Task prompt:
Quote, word for word, every line starting at the line that contains "Output a JSON" and ending with the last line of the records; include both of these lines and no others.

Provided material:
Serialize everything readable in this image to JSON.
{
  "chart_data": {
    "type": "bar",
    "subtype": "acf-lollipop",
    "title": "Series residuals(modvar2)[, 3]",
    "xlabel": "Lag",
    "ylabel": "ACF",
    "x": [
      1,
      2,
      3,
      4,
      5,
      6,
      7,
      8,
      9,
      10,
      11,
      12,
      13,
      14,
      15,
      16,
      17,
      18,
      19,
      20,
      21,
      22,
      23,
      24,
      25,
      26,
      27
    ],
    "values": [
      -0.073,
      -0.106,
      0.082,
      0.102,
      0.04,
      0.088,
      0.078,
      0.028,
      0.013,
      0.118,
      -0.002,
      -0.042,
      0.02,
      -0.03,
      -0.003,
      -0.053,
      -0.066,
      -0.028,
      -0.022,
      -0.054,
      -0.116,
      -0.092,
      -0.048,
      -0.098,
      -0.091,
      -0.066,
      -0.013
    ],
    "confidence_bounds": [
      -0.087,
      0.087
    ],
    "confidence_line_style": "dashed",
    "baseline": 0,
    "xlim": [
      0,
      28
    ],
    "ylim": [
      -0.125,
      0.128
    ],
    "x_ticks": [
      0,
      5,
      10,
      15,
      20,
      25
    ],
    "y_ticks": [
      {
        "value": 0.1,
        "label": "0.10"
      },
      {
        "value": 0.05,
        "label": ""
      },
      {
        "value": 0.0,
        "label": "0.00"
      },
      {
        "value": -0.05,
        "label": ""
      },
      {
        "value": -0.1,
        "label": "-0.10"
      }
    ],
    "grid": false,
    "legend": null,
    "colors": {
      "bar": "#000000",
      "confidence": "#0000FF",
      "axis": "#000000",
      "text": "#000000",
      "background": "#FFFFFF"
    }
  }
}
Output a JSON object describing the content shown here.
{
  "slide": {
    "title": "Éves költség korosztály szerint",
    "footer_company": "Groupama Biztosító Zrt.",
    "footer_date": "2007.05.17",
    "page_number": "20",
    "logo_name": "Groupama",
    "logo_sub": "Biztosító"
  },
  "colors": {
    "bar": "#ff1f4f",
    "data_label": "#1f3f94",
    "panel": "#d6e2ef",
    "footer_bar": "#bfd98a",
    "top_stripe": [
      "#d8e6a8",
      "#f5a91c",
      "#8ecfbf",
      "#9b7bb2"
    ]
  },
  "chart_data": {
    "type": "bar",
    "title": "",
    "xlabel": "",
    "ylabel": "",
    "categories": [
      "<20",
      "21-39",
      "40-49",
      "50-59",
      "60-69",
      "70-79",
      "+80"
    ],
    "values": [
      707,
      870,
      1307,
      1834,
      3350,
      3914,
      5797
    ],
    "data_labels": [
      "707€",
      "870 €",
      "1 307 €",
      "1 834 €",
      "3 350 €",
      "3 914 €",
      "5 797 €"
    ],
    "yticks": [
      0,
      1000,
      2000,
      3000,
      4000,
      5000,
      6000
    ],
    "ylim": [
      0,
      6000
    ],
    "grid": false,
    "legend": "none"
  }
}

Output below:
Output a JSON object describing the content shown here.
{
  "slide": {
    "title": "Éves költség korosztály szerint",
    "footer_company": "Groupama Biztosító Zrt.",
    "footer_date": "2007.05.17",
    "page_number": "20",
    "logo_name": "Groupama",
    "logo_sub": "Biztosító"
  },
  "colors": {
    "bar": "#ff1f4f",
    "data_label": "#1f3f94",
    "panel": "#d6e2ef",
    "footer_bar": "#bfd98a",
    "top_stripe": [
      "#d8e6a8",
      "#f5a91c",
      "#8ecfbf",
      "#9b7bb2"
    ]
  },
  "chart_data": {
    "type": "bar",
    "title": "",
    "xlabel": "",
    "ylabel": "",
    "categories": [
      "<20",
      "21-39",
      "40-49",
      "50-59",
      "60-69",
      "70-79",
      "+80"
    ],
    "values": [
      707,
      870,
      1307,
      1834,
      3350,
      3914,
      5797
    ],
    "data_labels": [
      "707€",
      "870 €",
      "1 307 €",
      "1 834 €",
      "3 350 €",
      "3 914 €",
      "5 797 €"
    ],
    "yticks": [
      0,
      1000,
      2000,
      3000,
      4000,
      5000,
      6000
    ],
    "ylim": [
      0,
      6000
    ],
    "grid": false,
    "legend": "none"
  }
}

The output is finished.